● Problem details
Look below and pull out each line with the word "Reference".
━━━ Extracted entries ━━━
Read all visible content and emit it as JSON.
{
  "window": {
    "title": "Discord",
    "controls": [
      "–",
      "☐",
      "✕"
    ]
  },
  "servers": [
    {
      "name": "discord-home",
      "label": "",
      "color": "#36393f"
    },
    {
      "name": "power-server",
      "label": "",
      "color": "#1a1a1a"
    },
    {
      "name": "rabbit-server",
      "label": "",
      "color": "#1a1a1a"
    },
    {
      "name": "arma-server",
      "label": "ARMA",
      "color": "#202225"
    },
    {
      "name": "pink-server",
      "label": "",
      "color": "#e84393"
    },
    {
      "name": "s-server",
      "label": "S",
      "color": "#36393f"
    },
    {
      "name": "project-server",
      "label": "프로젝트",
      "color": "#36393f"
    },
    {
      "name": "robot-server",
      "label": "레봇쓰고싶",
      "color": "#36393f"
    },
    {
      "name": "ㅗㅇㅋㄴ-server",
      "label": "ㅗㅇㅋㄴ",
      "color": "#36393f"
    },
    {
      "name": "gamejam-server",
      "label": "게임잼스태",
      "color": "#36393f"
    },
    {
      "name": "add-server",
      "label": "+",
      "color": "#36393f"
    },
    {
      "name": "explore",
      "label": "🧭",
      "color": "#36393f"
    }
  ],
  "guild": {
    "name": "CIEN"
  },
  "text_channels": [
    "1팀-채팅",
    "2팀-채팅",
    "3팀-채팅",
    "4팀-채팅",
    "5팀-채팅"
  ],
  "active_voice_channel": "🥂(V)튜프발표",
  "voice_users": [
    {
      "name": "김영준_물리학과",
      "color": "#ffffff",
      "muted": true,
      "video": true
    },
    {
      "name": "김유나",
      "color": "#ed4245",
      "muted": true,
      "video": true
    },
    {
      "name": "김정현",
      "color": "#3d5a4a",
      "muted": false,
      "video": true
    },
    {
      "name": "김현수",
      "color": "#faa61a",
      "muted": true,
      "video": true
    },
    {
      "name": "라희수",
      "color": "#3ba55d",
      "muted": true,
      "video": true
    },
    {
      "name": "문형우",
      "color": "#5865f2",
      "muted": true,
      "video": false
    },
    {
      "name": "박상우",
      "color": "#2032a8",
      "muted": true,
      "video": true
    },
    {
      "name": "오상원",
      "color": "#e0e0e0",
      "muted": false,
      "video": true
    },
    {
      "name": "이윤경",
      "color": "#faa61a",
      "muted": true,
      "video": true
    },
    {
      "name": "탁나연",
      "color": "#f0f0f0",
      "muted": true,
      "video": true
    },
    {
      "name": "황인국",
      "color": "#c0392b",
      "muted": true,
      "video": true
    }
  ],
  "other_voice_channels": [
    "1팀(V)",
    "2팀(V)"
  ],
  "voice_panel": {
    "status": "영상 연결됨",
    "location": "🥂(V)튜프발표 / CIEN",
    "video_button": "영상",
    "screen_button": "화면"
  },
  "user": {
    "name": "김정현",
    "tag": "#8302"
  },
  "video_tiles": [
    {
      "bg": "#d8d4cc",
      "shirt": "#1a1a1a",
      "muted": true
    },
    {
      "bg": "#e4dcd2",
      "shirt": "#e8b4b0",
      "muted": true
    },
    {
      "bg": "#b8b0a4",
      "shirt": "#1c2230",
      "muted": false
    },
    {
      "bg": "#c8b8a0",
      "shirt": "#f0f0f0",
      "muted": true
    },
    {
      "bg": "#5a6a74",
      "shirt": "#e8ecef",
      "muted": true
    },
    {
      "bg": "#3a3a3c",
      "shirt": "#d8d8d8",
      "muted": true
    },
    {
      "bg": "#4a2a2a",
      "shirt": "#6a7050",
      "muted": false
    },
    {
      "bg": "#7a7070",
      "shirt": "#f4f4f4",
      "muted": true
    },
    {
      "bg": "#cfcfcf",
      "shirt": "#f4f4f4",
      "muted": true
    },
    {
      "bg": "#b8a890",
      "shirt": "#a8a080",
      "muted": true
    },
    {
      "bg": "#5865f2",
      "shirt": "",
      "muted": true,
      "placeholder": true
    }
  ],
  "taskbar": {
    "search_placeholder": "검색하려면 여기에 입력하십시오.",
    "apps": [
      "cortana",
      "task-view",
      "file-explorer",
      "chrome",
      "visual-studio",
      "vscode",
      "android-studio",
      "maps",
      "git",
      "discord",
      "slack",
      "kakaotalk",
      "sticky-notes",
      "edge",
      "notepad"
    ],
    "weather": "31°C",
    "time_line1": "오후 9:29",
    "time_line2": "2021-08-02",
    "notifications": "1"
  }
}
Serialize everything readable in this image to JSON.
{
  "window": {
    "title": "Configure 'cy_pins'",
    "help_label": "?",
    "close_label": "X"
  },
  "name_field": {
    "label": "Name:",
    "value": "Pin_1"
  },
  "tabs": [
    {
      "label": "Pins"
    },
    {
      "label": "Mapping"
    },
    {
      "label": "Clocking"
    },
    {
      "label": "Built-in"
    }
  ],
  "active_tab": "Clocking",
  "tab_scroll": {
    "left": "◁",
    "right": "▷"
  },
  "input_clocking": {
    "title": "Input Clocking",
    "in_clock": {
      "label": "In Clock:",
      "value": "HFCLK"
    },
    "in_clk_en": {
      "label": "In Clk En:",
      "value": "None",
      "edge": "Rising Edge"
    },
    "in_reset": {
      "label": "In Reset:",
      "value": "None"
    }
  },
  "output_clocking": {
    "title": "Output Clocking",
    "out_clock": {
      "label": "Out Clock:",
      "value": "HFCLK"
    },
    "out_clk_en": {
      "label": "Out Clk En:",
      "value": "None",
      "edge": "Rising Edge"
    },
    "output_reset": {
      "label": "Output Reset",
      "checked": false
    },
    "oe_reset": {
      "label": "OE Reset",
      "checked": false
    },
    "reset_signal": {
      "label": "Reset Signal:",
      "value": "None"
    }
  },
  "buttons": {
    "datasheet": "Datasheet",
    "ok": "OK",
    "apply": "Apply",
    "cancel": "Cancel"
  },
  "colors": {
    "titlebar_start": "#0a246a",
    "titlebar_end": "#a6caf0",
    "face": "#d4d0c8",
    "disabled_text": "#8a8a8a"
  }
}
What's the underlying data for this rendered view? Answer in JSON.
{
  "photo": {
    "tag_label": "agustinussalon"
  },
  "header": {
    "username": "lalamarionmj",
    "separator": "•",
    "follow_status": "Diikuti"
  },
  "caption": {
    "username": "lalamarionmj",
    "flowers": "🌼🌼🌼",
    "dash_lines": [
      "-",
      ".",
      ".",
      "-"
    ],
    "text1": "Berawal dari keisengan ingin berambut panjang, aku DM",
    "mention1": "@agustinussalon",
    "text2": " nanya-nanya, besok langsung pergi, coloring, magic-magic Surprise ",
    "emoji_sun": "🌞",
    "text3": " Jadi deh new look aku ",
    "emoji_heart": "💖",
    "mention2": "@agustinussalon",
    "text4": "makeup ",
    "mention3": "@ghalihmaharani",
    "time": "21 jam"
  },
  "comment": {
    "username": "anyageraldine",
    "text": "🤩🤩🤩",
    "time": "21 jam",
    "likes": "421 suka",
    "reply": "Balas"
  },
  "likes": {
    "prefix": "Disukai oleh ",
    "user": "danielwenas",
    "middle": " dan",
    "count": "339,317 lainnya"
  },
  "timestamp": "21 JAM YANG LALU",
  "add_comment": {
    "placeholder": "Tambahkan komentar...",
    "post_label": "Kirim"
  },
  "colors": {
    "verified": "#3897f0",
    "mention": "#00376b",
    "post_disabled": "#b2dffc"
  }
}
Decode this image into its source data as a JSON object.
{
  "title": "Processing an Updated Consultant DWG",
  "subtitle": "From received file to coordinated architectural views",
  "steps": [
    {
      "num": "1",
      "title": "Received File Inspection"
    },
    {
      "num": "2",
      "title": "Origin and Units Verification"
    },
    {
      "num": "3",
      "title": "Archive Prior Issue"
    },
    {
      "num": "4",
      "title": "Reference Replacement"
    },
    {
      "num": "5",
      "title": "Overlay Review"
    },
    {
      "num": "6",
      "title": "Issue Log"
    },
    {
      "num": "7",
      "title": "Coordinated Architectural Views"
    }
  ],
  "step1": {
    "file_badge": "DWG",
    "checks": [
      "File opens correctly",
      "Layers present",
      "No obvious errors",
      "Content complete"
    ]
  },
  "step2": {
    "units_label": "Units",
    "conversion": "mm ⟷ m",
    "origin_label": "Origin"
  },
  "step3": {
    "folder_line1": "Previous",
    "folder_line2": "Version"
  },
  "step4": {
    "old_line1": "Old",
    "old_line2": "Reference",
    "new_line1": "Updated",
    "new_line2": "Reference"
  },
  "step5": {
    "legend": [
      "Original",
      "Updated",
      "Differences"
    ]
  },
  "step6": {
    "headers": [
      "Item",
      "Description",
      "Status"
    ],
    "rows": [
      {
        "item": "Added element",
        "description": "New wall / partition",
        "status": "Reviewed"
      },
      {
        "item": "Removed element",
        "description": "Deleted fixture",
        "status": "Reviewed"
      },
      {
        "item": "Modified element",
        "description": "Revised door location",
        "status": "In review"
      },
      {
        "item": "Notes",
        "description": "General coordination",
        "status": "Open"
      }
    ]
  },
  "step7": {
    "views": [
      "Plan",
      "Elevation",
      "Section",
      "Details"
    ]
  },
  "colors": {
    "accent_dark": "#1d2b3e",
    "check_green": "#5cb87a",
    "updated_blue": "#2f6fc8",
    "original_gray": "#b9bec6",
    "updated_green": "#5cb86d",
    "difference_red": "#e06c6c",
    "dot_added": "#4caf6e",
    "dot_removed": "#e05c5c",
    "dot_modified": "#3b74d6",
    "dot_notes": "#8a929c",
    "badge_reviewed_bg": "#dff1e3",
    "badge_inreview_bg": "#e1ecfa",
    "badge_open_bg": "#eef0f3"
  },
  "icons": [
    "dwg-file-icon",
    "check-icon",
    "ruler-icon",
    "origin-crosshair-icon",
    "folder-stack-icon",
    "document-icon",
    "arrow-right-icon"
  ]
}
━━━
● Task solution
      "title": "Reference Replacement"
    "old_line2": "Reference",
    "new_line2": "Reference"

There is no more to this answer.